[Rows from a dataset]
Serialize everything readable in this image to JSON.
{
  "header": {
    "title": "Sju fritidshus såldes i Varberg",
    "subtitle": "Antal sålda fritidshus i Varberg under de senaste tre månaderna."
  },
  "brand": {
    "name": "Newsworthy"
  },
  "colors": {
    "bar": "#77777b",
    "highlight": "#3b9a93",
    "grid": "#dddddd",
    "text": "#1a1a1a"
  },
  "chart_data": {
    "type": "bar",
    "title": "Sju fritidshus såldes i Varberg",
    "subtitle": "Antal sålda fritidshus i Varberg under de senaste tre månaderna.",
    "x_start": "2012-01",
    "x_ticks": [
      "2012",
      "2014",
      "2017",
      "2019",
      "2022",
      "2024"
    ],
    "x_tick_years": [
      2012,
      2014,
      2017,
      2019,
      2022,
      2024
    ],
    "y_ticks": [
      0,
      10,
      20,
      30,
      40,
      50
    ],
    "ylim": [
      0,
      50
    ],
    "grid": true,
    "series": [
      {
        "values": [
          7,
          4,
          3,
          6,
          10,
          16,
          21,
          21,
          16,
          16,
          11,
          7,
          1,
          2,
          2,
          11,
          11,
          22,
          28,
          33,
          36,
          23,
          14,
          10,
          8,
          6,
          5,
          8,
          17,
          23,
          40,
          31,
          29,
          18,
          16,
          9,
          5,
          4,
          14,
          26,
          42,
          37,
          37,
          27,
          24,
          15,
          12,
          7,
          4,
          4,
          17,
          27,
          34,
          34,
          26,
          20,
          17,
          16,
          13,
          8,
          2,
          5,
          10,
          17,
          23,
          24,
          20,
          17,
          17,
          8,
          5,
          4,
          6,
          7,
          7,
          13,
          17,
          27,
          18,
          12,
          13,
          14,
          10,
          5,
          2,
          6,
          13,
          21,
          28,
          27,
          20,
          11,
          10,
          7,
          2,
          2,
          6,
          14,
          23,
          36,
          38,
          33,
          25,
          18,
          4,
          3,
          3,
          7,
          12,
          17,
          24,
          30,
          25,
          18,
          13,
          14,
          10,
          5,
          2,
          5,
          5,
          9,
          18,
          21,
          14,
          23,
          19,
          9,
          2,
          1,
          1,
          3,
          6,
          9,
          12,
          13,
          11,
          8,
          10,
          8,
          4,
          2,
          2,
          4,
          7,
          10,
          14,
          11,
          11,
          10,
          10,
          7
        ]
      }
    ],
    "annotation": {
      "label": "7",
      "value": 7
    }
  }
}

§ **Exercise**:
How many lines in the listing contain "månaderna"? Answer with the number alone.

§ **Answer in full**:
2